Death threats: Opposition leader Tundu Lissu went into exile after an assassination bid but returned to run in the presidential elections. He had to flee again after police tried to arrest him. (Kenzo Tribouillard/AFP)
Tundu Lissu’s mistake was to start hoping.
Hope was not an emotion he was expecting to feel when he returned to Tanzania after three years of exile in Belgium. On the plane home in late July, Lissu kept thinking about how difficult it was going to be to unseat President John Magufuli.
He knew that Tanzania’s political opposition, of which he is a stalwart, has been relentlessly persecuted over the past five years. That the media has been muzzled. That the electoral commission is compromised and parliament neutralised. “There was every reason to think we were down and out,” he said in an interview with the Mail & Guardian.
But then he got off the plane and thousands of people were waiting to greet him outside Dar es Salaam’s Julius Nyerere International Airport. They were carrying placards and flags and shouting his name. And he thought to himself: maybe this time it will be different.

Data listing
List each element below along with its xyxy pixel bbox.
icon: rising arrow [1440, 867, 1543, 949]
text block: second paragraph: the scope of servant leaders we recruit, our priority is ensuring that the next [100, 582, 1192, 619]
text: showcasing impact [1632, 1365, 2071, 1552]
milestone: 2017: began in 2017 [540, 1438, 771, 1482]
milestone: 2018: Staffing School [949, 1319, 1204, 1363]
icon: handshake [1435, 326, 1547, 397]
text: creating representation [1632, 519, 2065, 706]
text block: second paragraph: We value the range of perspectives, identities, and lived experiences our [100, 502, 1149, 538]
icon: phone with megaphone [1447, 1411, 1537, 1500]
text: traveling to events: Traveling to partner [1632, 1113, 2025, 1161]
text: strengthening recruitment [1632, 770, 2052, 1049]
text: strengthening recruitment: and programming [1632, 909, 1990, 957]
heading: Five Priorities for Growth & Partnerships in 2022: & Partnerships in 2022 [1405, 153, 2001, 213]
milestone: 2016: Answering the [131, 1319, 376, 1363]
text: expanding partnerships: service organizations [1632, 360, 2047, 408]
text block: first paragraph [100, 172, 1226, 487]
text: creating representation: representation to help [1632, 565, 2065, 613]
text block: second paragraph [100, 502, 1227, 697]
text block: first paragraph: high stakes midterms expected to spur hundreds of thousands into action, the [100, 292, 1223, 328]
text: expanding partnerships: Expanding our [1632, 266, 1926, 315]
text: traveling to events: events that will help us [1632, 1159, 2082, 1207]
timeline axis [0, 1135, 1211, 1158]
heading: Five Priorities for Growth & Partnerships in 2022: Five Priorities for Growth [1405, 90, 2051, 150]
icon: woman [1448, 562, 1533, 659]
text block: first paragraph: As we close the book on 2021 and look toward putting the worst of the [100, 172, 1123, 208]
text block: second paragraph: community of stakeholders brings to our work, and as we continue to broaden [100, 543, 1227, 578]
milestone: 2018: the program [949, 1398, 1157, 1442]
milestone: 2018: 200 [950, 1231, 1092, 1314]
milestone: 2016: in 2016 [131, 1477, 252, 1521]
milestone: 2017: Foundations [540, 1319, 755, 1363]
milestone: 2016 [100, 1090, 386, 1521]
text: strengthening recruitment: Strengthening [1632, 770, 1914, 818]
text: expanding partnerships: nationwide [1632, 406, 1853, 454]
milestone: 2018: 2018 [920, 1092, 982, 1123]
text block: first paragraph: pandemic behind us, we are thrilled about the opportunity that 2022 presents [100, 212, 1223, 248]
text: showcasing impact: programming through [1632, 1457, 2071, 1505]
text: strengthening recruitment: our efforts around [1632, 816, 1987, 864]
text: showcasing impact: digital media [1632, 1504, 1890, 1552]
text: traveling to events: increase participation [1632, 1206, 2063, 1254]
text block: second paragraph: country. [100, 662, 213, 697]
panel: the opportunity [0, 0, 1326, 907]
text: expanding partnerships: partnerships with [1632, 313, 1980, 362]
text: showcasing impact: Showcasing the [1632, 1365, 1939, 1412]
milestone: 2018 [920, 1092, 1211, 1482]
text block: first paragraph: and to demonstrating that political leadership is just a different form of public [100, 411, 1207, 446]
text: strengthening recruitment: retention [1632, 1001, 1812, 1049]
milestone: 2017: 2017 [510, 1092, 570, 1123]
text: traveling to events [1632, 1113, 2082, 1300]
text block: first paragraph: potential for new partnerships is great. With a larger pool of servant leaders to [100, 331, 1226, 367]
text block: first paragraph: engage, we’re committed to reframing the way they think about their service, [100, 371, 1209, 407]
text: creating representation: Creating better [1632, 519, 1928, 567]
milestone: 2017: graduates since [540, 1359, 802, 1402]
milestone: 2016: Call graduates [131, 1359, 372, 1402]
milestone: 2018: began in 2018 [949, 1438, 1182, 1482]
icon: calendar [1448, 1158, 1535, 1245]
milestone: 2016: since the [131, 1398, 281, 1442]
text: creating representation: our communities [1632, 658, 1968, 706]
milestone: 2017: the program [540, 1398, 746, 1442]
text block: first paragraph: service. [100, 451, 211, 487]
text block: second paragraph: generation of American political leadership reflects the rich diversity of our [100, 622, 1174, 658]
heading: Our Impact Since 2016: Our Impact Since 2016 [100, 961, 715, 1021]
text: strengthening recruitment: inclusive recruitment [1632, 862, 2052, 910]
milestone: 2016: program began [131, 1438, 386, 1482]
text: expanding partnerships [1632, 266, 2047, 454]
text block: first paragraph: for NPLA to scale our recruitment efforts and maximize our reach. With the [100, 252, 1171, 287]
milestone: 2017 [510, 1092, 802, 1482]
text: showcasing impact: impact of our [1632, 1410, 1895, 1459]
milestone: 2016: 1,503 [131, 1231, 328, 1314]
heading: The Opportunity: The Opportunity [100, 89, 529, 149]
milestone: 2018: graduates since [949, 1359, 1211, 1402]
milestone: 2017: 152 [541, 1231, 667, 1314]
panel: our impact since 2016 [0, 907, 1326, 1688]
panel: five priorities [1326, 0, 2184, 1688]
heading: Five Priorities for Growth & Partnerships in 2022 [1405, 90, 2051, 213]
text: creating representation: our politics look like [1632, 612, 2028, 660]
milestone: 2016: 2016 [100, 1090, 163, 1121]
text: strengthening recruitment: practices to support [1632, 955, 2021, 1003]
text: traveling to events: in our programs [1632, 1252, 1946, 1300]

Requests:
1. According to the article about Tundu Lissu, how long was he in exile in Belgium before he returned to Tanzania?
2. Please reproduce everything in the Tundu Lissu article from "He knew that" down to "Mail & Guardian.".
3. Resume the article about Tundu Lissu's return to Tanzania from where it stops.

Answers to the tasks:
1. Three years.

2.
He knew that Tanzania’s political opposition, of which he is a stalwart, has been relentlessly persecuted over the past five years. That the media has been muzzled. That the electoral commission is compromised and parliament neutralised. “There was every reason to think we were down and out,” he said in an interview with the Mail & Guardian.

3.
A few days later, he was confirmed as Chadema’s presidential candidate, and started campaigning in earnest. Everywhere he went, there were more people, in their thousands and tens of thousands, hanging on to his every word. The atmosphere was electrifying. He had never seen anything like it before.
“I have participated in these election fights since 1995. I have played a central role in these fights. And I can tell you without fear that I have never seen Tanzanians this happy or optimistic as during these months,” he said.
It helped that Lissu was enjoying himself, despite the relentless schedule and the long hours travelling. He is a career politician and exile was lonely. “Being able to go over the country, speaking to people, looking into everybody’s eyes. People tell me they are shocked by my resilience. But I was happy. Just mixing it with my people.”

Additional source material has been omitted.